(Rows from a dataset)
=-=-=-=-=

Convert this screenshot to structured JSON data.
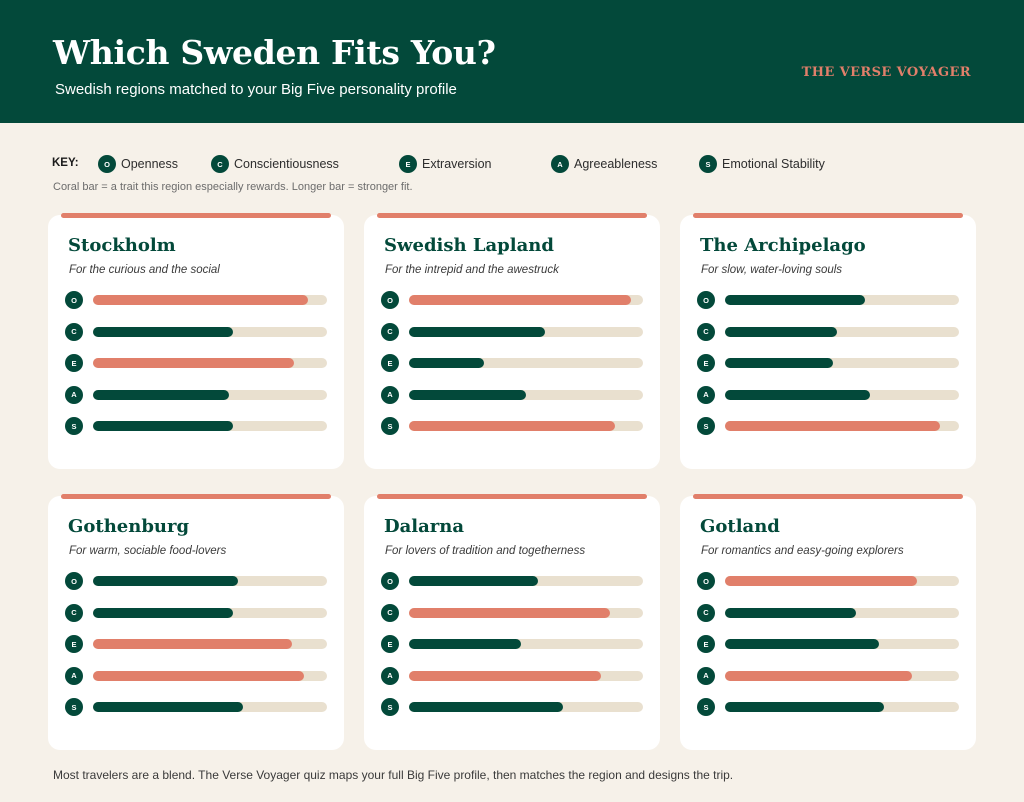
{
  "header": {
    "title": "Which Sweden Fits You?",
    "subtitle": "Swedish regions matched to your Big Five personality profile",
    "brand": "THE VERSE VOYAGER"
  },
  "key": {
    "label": "KEY:",
    "items": [
      {
        "letter": "O",
        "name": "Openness"
      },
      {
        "letter": "C",
        "name": "Conscientiousness"
      },
      {
        "letter": "E",
        "name": "Extraversion"
      },
      {
        "letter": "A",
        "name": "Agreeableness"
      },
      {
        "letter": "S",
        "name": "Emotional Stability"
      }
    ],
    "note": "Coral bar = a trait this region especially rewards. Longer bar = stronger fit."
  },
  "colors": {
    "brand_green": "#03493a",
    "coral": "#e17f6a",
    "track": "#e9e0cf",
    "background": "#f6f1e9"
  },
  "regions": [
    {
      "name": "Stockholm",
      "tagline": "For the curious and the social",
      "traits": [
        {
          "letter": "O",
          "fit": 0.92,
          "emphasized": true
        },
        {
          "letter": "C",
          "fit": 0.6,
          "emphasized": false
        },
        {
          "letter": "E",
          "fit": 0.86,
          "emphasized": true
        },
        {
          "letter": "A",
          "fit": 0.58,
          "emphasized": false
        },
        {
          "letter": "S",
          "fit": 0.6,
          "emphasized": false
        }
      ]
    },
    {
      "name": "Swedish Lapland",
      "tagline": "For the intrepid and the awestruck",
      "traits": [
        {
          "letter": "O",
          "fit": 0.95,
          "emphasized": true
        },
        {
          "letter": "C",
          "fit": 0.58,
          "emphasized": false
        },
        {
          "letter": "E",
          "fit": 0.32,
          "emphasized": false
        },
        {
          "letter": "A",
          "fit": 0.5,
          "emphasized": false
        },
        {
          "letter": "S",
          "fit": 0.88,
          "emphasized": true
        }
      ]
    },
    {
      "name": "The Archipelago",
      "tagline": "For slow, water-loving souls",
      "traits": [
        {
          "letter": "O",
          "fit": 0.6,
          "emphasized": false
        },
        {
          "letter": "C",
          "fit": 0.48,
          "emphasized": false
        },
        {
          "letter": "E",
          "fit": 0.46,
          "emphasized": false
        },
        {
          "letter": "A",
          "fit": 0.62,
          "emphasized": false
        },
        {
          "letter": "S",
          "fit": 0.92,
          "emphasized": true
        }
      ]
    },
    {
      "name": "Gothenburg",
      "tagline": "For warm, sociable food-lovers",
      "traits": [
        {
          "letter": "O",
          "fit": 0.62,
          "emphasized": false
        },
        {
          "letter": "C",
          "fit": 0.6,
          "emphasized": false
        },
        {
          "letter": "E",
          "fit": 0.85,
          "emphasized": true
        },
        {
          "letter": "A",
          "fit": 0.9,
          "emphasized": true
        },
        {
          "letter": "S",
          "fit": 0.64,
          "emphasized": false
        }
      ]
    },
    {
      "name": "Dalarna",
      "tagline": "For lovers of tradition and togetherness",
      "traits": [
        {
          "letter": "O",
          "fit": 0.55,
          "emphasized": false
        },
        {
          "letter": "C",
          "fit": 0.86,
          "emphasized": true
        },
        {
          "letter": "E",
          "fit": 0.48,
          "emphasized": false
        },
        {
          "letter": "A",
          "fit": 0.82,
          "emphasized": true
        },
        {
          "letter": "S",
          "fit": 0.66,
          "emphasized": false
        }
      ]
    },
    {
      "name": "Gotland",
      "tagline": "For romantics and easy-going explorers",
      "traits": [
        {
          "letter": "O",
          "fit": 0.82,
          "emphasized": true
        },
        {
          "letter": "C",
          "fit": 0.56,
          "emphasized": false
        },
        {
          "letter": "E",
          "fit": 0.66,
          "emphasized": false
        },
        {
          "letter": "A",
          "fit": 0.8,
          "emphasized": true
        },
        {
          "letter": "S",
          "fit": 0.68,
          "emphasized": false
        }
      ]
    }
  ],
  "footer": "Most travelers are a blend. The Verse Voyager quiz maps your full Big Five profile, then matches the region and designs the trip."
}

=-=-=-=-=

__Work to complete__
Report every line in the data above in which the word "Swedish" appears.

__Exercise solution__
    "subtitle": "Swedish regions matched to your Big Five personality profile",
      "name": "Swedish Lapland",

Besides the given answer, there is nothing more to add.